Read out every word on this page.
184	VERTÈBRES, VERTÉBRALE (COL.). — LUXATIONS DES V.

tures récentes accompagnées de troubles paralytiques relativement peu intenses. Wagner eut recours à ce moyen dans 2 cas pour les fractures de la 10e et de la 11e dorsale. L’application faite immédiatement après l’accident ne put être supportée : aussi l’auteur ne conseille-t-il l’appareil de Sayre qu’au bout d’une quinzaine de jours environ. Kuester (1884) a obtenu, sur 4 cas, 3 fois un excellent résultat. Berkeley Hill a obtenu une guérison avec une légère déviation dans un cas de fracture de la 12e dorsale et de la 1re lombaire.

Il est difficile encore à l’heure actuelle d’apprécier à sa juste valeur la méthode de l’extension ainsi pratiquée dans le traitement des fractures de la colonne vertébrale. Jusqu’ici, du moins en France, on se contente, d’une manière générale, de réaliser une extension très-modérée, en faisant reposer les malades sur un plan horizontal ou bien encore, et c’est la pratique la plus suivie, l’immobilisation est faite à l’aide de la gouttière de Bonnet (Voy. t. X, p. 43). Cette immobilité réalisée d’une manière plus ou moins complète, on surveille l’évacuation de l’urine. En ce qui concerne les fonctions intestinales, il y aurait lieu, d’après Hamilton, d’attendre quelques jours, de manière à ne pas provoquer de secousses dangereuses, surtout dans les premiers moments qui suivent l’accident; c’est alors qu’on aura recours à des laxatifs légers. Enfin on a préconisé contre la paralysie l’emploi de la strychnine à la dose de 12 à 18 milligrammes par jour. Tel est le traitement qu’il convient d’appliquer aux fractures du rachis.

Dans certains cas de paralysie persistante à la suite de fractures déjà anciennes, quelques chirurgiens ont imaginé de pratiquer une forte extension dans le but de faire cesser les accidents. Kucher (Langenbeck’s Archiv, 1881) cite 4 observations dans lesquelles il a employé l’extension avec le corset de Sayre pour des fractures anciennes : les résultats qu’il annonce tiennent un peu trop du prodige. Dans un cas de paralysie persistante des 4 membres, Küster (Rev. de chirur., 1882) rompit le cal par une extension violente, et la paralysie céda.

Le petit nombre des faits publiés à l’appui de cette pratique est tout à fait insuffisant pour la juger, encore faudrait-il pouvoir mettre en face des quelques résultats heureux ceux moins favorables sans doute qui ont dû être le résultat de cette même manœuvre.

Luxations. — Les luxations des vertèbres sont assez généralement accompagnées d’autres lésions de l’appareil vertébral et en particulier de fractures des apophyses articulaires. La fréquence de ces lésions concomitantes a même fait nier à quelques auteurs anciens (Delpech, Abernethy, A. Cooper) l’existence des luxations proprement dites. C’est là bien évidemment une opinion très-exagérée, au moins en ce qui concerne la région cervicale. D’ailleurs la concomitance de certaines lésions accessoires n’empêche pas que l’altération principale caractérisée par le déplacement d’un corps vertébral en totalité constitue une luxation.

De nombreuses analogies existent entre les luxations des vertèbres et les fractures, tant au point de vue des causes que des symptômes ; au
* * * * * * *
* _Written instruction_: List all lines above in which the string "Sayre" appears.

* _Response below_:
tures récentes accompagnées de troubles paralytiques relativement peu intenses. Wagner eut recours à ce moyen dans 2 cas pour les fractures de la 10e et de la 11e dorsale. L’application faite immédiatement après l’accident ne put être supportée : aussi l’auteur ne conseille-t-il l’appareil de Sayre qu’au bout d’une quinzaine de jours environ. Kuester (1884) a obtenu, sur 4 cas, 3 fois un excellent résultat. Berkeley Hill a obtenu une guérison avec une légère déviation dans un cas de fracture de la 12e dorsale et de la 1re lombaire.
Dans certains cas de paralysie persistante à la suite de fractures déjà anciennes, quelques chirurgiens ont imaginé de pratiquer une forte extension dans le but de faire cesser les accidents. Kucher (Langenbeck’s Archiv, 1881) cite 4 observations dans lesquelles il a employé l’extension avec le corset de Sayre pour des fractures anciennes : les résultats qu’il annonce tiennent un peu trop du prodige. Dans un cas de paralysie persistante des 4 membres, Küster (Rev. de chirur., 1882) rompit le cal par une extension violente, et la paralysie céda.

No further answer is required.